REQUIREMENT – Your task is to gather the lines below that hold the string "极光大数据".

GIVEN DATA –
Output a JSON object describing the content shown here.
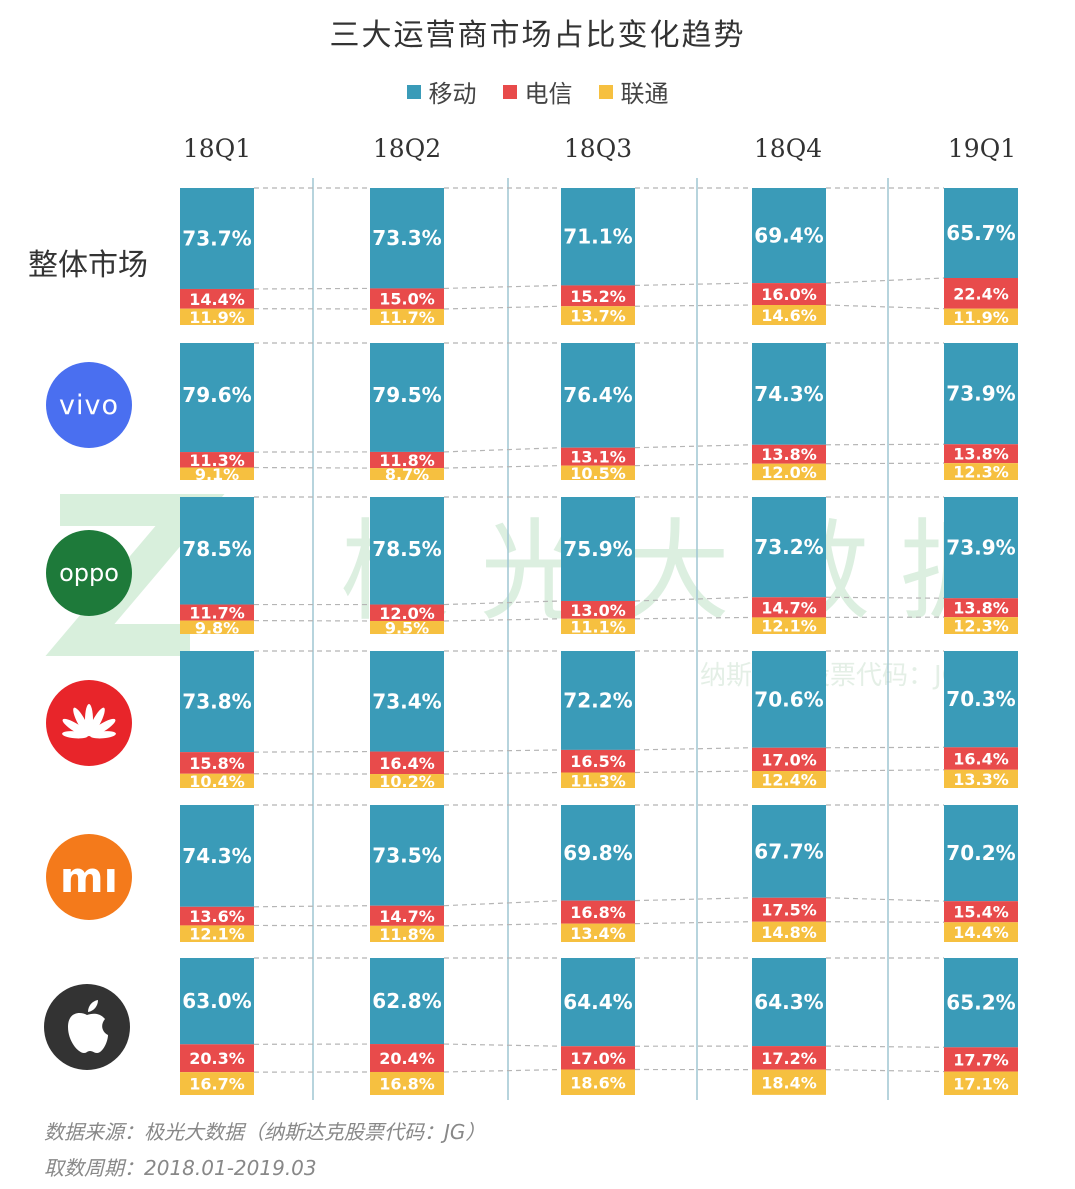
{
  "title": "三大运营商市场占比变化趋势",
  "legend": [
    "移动",
    "电信",
    "联通"
  ],
  "colors": {
    "移动": "#3a9bb8",
    "电信": "#e84b4b",
    "联通": "#f6c040"
  },
  "quarters": [
    "18Q1",
    "18Q2",
    "18Q3",
    "18Q4",
    "19Q1"
  ],
  "row_labels": {
    "overall": "整体市场",
    "vivo_logo_text": "vivo",
    "oppo_logo_text": "oppo",
    "mi_logo_text": "mı"
  },
  "watermark": {
    "name": "极光大数据",
    "sub": "纳斯达克股票代码：JG"
  },
  "footnotes": {
    "source": "数据来源：极光大数据（纳斯达克股票代码：JG）",
    "period": "取数周期：2018.01-2019.03"
  },
  "chart_data": {
    "type": "bar",
    "stacked": true,
    "categories": [
      "18Q1",
      "18Q2",
      "18Q3",
      "18Q4",
      "19Q1"
    ],
    "rows": [
      {
        "group": "整体市场",
        "移动": [
          73.7,
          73.3,
          71.1,
          69.4,
          65.7
        ],
        "电信": [
          14.4,
          15.0,
          15.2,
          16.0,
          22.4
        ],
        "联通": [
          11.9,
          11.7,
          13.7,
          14.6,
          11.9
        ]
      },
      {
        "group": "vivo",
        "移动": [
          79.6,
          79.5,
          76.4,
          74.3,
          73.9
        ],
        "电信": [
          11.3,
          11.8,
          13.1,
          13.8,
          13.8
        ],
        "联通": [
          9.1,
          8.7,
          10.5,
          12.0,
          12.3
        ]
      },
      {
        "group": "oppo",
        "移动": [
          78.5,
          78.5,
          75.9,
          73.2,
          73.9
        ],
        "电信": [
          11.7,
          12.0,
          13.0,
          14.7,
          13.8
        ],
        "联通": [
          9.8,
          9.5,
          11.1,
          12.1,
          12.3
        ]
      },
      {
        "group": "huawei",
        "移动": [
          73.8,
          73.4,
          72.2,
          70.6,
          70.3
        ],
        "电信": [
          15.8,
          16.4,
          16.5,
          17.0,
          16.4
        ],
        "联通": [
          10.4,
          10.2,
          11.3,
          12.4,
          13.3
        ]
      },
      {
        "group": "mi",
        "移动": [
          74.3,
          73.5,
          69.8,
          67.7,
          70.2
        ],
        "电信": [
          13.6,
          14.7,
          16.8,
          17.5,
          15.4
        ],
        "联通": [
          12.1,
          11.8,
          13.4,
          14.8,
          14.4
        ]
      },
      {
        "group": "apple",
        "移动": [
          63.0,
          62.8,
          64.4,
          64.3,
          65.2
        ],
        "电信": [
          20.3,
          20.4,
          17.0,
          17.2,
          17.7
        ],
        "联通": [
          16.7,
          16.8,
          18.6,
          18.4,
          17.1
        ]
      }
    ]
  }
}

CORRECT ANSWER –
    "name": "极光大数据",
    "source": "数据来源：极光大数据（纳斯达克股票代码：JG）",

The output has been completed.